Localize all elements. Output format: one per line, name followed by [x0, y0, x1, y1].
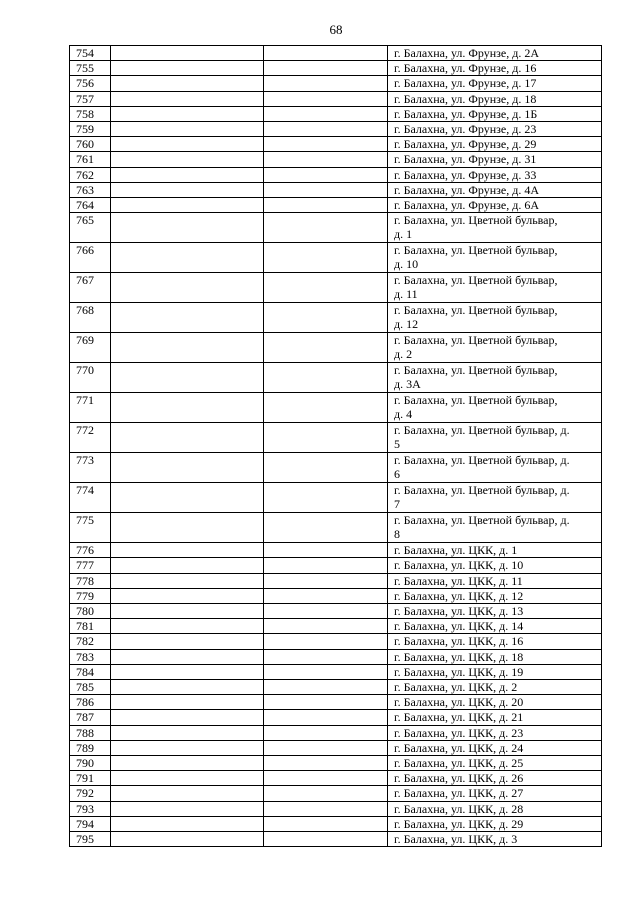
empty-cell	[264, 167, 388, 182]
empty-cell	[111, 695, 264, 710]
row-number-cell: 771	[70, 393, 111, 423]
empty-cell	[264, 756, 388, 771]
table-row	[70, 832, 602, 847]
address-line-1: г. Балахна, ул. Цветной бульвар,	[394, 213, 558, 228]
row-number-cell: 762	[70, 167, 111, 182]
empty-cell	[111, 303, 264, 333]
address-cell	[388, 393, 602, 423]
empty-cell	[264, 91, 388, 106]
row-number-cell: 777	[70, 558, 111, 573]
table-row	[70, 558, 602, 573]
address-cell: г. Балахна, ул. Фрунзе, д. 29	[388, 137, 602, 152]
empty-cell	[111, 801, 264, 816]
empty-cell	[264, 453, 388, 483]
table-row	[70, 740, 602, 755]
table-row	[70, 483, 602, 513]
empty-cell	[264, 303, 388, 333]
table-row	[70, 786, 602, 801]
empty-cell	[264, 76, 388, 91]
address-line-1: г. Балахна, ул. Цветной бульвар,	[394, 363, 558, 378]
empty-cell	[111, 423, 264, 453]
empty-cell	[111, 604, 264, 619]
empty-cell	[111, 740, 264, 755]
empty-cell	[111, 61, 264, 76]
empty-cell	[111, 273, 264, 303]
empty-cell	[111, 483, 264, 513]
empty-cell	[111, 137, 264, 152]
empty-cell	[264, 137, 388, 152]
empty-cell	[111, 619, 264, 634]
table-row	[70, 634, 602, 649]
row-number-cell: 767	[70, 273, 111, 303]
address-cell: г. Балахна, ул. ЦКК, д. 3	[388, 832, 602, 847]
address-cell	[388, 483, 602, 513]
row-number-cell: 754	[70, 46, 111, 61]
address-cell: г. Балахна, ул. ЦКК, д. 14	[388, 619, 602, 634]
table-row	[70, 91, 602, 106]
empty-cell	[264, 243, 388, 273]
address-cell	[388, 303, 602, 333]
row-number-cell: 785	[70, 680, 111, 695]
table-row	[70, 122, 602, 137]
empty-cell	[264, 423, 388, 453]
empty-cell	[264, 213, 388, 243]
empty-cell	[264, 333, 388, 363]
address-line-1: г. Балахна, ул. Цветной бульвар,	[394, 303, 558, 318]
empty-cell	[264, 273, 388, 303]
address-cell: г. Балахна, ул. Фрунзе, д. 4А	[388, 182, 602, 197]
address-cell: г. Балахна, ул. ЦКК, д. 11	[388, 573, 602, 588]
empty-cell	[264, 558, 388, 573]
row-number-cell: 774	[70, 483, 111, 513]
address-line-2: д. 1	[394, 227, 413, 242]
empty-cell	[264, 725, 388, 740]
empty-cell	[264, 393, 388, 423]
table-row	[70, 243, 602, 273]
row-number-cell: 755	[70, 61, 111, 76]
row-number-cell: 760	[70, 137, 111, 152]
address-cell: г. Балахна, ул. ЦКК, д. 27	[388, 786, 602, 801]
empty-cell	[264, 363, 388, 393]
table-row	[70, 695, 602, 710]
row-number-cell: 792	[70, 786, 111, 801]
address-cell	[388, 453, 602, 483]
empty-cell	[264, 816, 388, 831]
address-line-2: д. 12	[394, 317, 419, 332]
address-table	[69, 45, 602, 847]
table-row	[70, 152, 602, 167]
address-line-2: 5	[394, 437, 400, 452]
row-number-cell: 763	[70, 182, 111, 197]
row-number-cell: 768	[70, 303, 111, 333]
empty-cell	[111, 543, 264, 558]
address-cell	[388, 363, 602, 393]
row-number-cell: 756	[70, 76, 111, 91]
table-row	[70, 573, 602, 588]
address-cell: г. Балахна, ул. Фрунзе, д. 2А	[388, 46, 602, 61]
address-cell: г. Балахна, ул. ЦКК, д. 16	[388, 634, 602, 649]
address-cell: г. Балахна, ул. ЦКК, д. 2	[388, 680, 602, 695]
address-cell: г. Балахна, ул. ЦКК, д. 1	[388, 543, 602, 558]
empty-cell	[264, 695, 388, 710]
table-row	[70, 182, 602, 197]
row-number-cell: 780	[70, 604, 111, 619]
address-line-1: г. Балахна, ул. Цветной бульвар,	[394, 393, 558, 408]
table-row	[70, 543, 602, 558]
row-number-cell: 782	[70, 634, 111, 649]
table-row	[70, 649, 602, 664]
empty-cell	[111, 558, 264, 573]
address-cell: г. Балахна, ул. ЦКК, д. 21	[388, 710, 602, 725]
row-number-cell: 773	[70, 453, 111, 483]
empty-cell	[264, 832, 388, 847]
address-line-2: д. 11	[394, 287, 418, 302]
row-number-cell: 772	[70, 423, 111, 453]
address-cell: г. Балахна, ул. Фрунзе, д. 6А	[388, 198, 602, 213]
empty-cell	[111, 333, 264, 363]
empty-cell	[264, 604, 388, 619]
empty-cell	[111, 725, 264, 740]
empty-cell	[111, 664, 264, 679]
address-cell: г. Балахна, ул. Фрунзе, д. 17	[388, 76, 602, 91]
table-row	[70, 423, 602, 453]
empty-cell	[264, 46, 388, 61]
address-cell	[388, 513, 602, 543]
empty-cell	[111, 816, 264, 831]
empty-cell	[111, 182, 264, 197]
row-number-cell: 790	[70, 756, 111, 771]
empty-cell	[111, 649, 264, 664]
empty-cell	[264, 801, 388, 816]
address-line-2: 7	[394, 497, 400, 512]
table-row	[70, 710, 602, 725]
empty-cell	[264, 588, 388, 603]
table-row	[70, 756, 602, 771]
address-cell: г. Балахна, ул. ЦКК, д. 18	[388, 649, 602, 664]
table-row	[70, 333, 602, 363]
empty-cell	[111, 771, 264, 786]
row-number-cell: 793	[70, 801, 111, 816]
row-number-cell: 776	[70, 543, 111, 558]
address-cell: г. Балахна, ул. ЦКК, д. 19	[388, 664, 602, 679]
empty-cell	[111, 122, 264, 137]
address-line-1: г. Балахна, ул. Цветной бульвар, д.	[394, 453, 570, 468]
empty-cell	[111, 573, 264, 588]
address-line-1: г. Балахна, ул. Цветной бульвар, д.	[394, 423, 570, 438]
table-row	[70, 137, 602, 152]
row-number-cell: 787	[70, 710, 111, 725]
empty-cell	[111, 634, 264, 649]
row-number-cell: 789	[70, 740, 111, 755]
address-line-2: 6	[394, 467, 400, 482]
table-row	[70, 106, 602, 121]
row-number-cell: 764	[70, 198, 111, 213]
address-line-2: д. 3А	[394, 377, 421, 392]
address-line-2: д. 4	[394, 407, 413, 422]
empty-cell	[111, 786, 264, 801]
empty-cell	[264, 483, 388, 513]
empty-cell	[111, 152, 264, 167]
address-cell: г. Балахна, ул. ЦКК, д. 12	[388, 588, 602, 603]
row-number-cell: 788	[70, 725, 111, 740]
row-number-cell: 779	[70, 588, 111, 603]
empty-cell	[111, 76, 264, 91]
row-number-cell: 794	[70, 816, 111, 831]
empty-cell	[111, 106, 264, 121]
empty-cell	[111, 213, 264, 243]
address-cell	[388, 333, 602, 363]
empty-cell	[111, 756, 264, 771]
row-number-cell: 791	[70, 771, 111, 786]
empty-cell	[264, 786, 388, 801]
empty-cell	[111, 393, 264, 423]
address-line-1: г. Балахна, ул. Цветной бульвар,	[394, 273, 558, 288]
address-line-2: 8	[394, 527, 400, 542]
row-number-cell: 759	[70, 122, 111, 137]
address-cell: г. Балахна, ул. Фрунзе, д. 1Б	[388, 106, 602, 121]
address-cell: г. Балахна, ул. ЦКК, д. 25	[388, 756, 602, 771]
empty-cell	[111, 680, 264, 695]
row-number-cell: 757	[70, 91, 111, 106]
empty-cell	[264, 543, 388, 558]
empty-cell	[264, 680, 388, 695]
empty-cell	[111, 363, 264, 393]
address-cell: г. Балахна, ул. Фрунзе, д. 23	[388, 122, 602, 137]
table-row	[70, 771, 602, 786]
empty-cell	[264, 182, 388, 197]
table-row	[70, 303, 602, 333]
address-cell: г. Балахна, ул. ЦКК, д. 24	[388, 740, 602, 755]
address-cell: г. Балахна, ул. ЦКК, д. 10	[388, 558, 602, 573]
empty-cell	[111, 588, 264, 603]
row-number-cell: 758	[70, 106, 111, 121]
address-cell: г. Балахна, ул. Фрунзе, д. 16	[388, 61, 602, 76]
address-line-2: д. 10	[394, 257, 419, 272]
row-number-cell: 783	[70, 649, 111, 664]
empty-cell	[264, 634, 388, 649]
address-cell	[388, 243, 602, 273]
address-table-body	[70, 46, 602, 847]
table-row	[70, 167, 602, 182]
empty-cell	[111, 513, 264, 543]
table-row	[70, 816, 602, 831]
empty-cell	[264, 198, 388, 213]
address-cell: г. Балахна, ул. Фрунзе, д. 18	[388, 91, 602, 106]
empty-cell	[264, 664, 388, 679]
empty-cell	[264, 619, 388, 634]
row-number-cell: 784	[70, 664, 111, 679]
empty-cell	[264, 106, 388, 121]
table-row	[70, 619, 602, 634]
address-cell	[388, 423, 602, 453]
table-row	[70, 198, 602, 213]
empty-cell	[111, 198, 264, 213]
empty-cell	[111, 243, 264, 273]
address-line-2: д. 2	[394, 347, 413, 362]
empty-cell	[264, 513, 388, 543]
table-row	[70, 76, 602, 91]
row-number-cell: 770	[70, 363, 111, 393]
address-cell: г. Балахна, ул. ЦКК, д. 20	[388, 695, 602, 710]
row-number-cell: 775	[70, 513, 111, 543]
row-number-cell: 765	[70, 213, 111, 243]
table-row	[70, 801, 602, 816]
empty-cell	[264, 771, 388, 786]
table-row	[70, 680, 602, 695]
table-row	[70, 273, 602, 303]
empty-cell	[111, 167, 264, 182]
table-row	[70, 725, 602, 740]
row-number-cell: 786	[70, 695, 111, 710]
table-row	[70, 453, 602, 483]
table-row	[70, 213, 602, 243]
address-line-1: г. Балахна, ул. Цветной бульвар,	[394, 333, 558, 348]
address-cell	[388, 273, 602, 303]
row-number-cell: 778	[70, 573, 111, 588]
empty-cell	[264, 740, 388, 755]
empty-cell	[264, 122, 388, 137]
address-cell: г. Балахна, ул. ЦКК, д. 28	[388, 801, 602, 816]
row-number-cell: 769	[70, 333, 111, 363]
page-number: 68	[329, 22, 343, 37]
address-cell: г. Балахна, ул. ЦКК, д. 13	[388, 604, 602, 619]
empty-cell	[111, 91, 264, 106]
address-cell: г. Балахна, ул. Фрунзе, д. 31	[388, 152, 602, 167]
empty-cell	[264, 649, 388, 664]
address-cell: г. Балахна, ул. Фрунзе, д. 33	[388, 167, 602, 182]
table-row	[70, 664, 602, 679]
row-number-cell: 761	[70, 152, 111, 167]
table-row	[70, 61, 602, 76]
empty-cell	[111, 832, 264, 847]
empty-cell	[264, 573, 388, 588]
address-line-1: г. Балахна, ул. Цветной бульвар, д.	[394, 483, 570, 498]
empty-cell	[111, 46, 264, 61]
empty-cell	[111, 710, 264, 725]
address-line-1: г. Балахна, ул. Цветной бульвар,	[394, 243, 558, 258]
address-cell	[388, 213, 602, 243]
table-row	[70, 588, 602, 603]
address-cell: г. Балахна, ул. ЦКК, д. 29	[388, 816, 602, 831]
table-row	[70, 46, 602, 61]
address-cell: г. Балахна, ул. ЦКК, д. 23	[388, 725, 602, 740]
row-number-cell: 781	[70, 619, 111, 634]
table-row	[70, 363, 602, 393]
empty-cell	[264, 710, 388, 725]
table-row	[70, 513, 602, 543]
address-cell: г. Балахна, ул. ЦКК, д. 26	[388, 771, 602, 786]
row-number-cell: 766	[70, 243, 111, 273]
address-line-1: г. Балахна, ул. Цветной бульвар, д.	[394, 513, 570, 528]
empty-cell	[264, 61, 388, 76]
empty-cell	[111, 453, 264, 483]
table-row	[70, 393, 602, 423]
table-row	[70, 604, 602, 619]
empty-cell	[264, 152, 388, 167]
row-number-cell: 795	[70, 832, 111, 847]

┄┄┄┄┄┄┄┄┄┄┄┄┄┄┄┄┄┄┄┄

#### PROMPT:
Filter the items above and copy each line that contains the word "Фрунзе", treating uppercase and lowercase as different.

#### TASK SOLUTION:
address-cell: г. Балахна, ул. Фрунзе, д. 29	[388, 137, 602, 152]
address-cell: г. Балахна, ул. Фрунзе, д. 4А	[388, 182, 602, 197]
address-cell: г. Балахна, ул. Фрунзе, д. 2А	[388, 46, 602, 61]
address-cell: г. Балахна, ул. Фрунзе, д. 6А	[388, 198, 602, 213]
address-cell: г. Балахна, ул. Фрунзе, д. 17	[388, 76, 602, 91]
address-cell: г. Балахна, ул. Фрунзе, д. 1Б	[388, 106, 602, 121]
address-cell: г. Балахна, ул. Фрунзе, д. 23	[388, 122, 602, 137]
address-cell: г. Балахна, ул. Фрунзе, д. 16	[388, 61, 602, 76]
address-cell: г. Балахна, ул. Фрунзе, д. 18	[388, 91, 602, 106]
address-cell: г. Балахна, ул. Фрунзе, д. 31	[388, 152, 602, 167]
address-cell: г. Балахна, ул. Фрунзе, д. 33	[388, 167, 602, 182]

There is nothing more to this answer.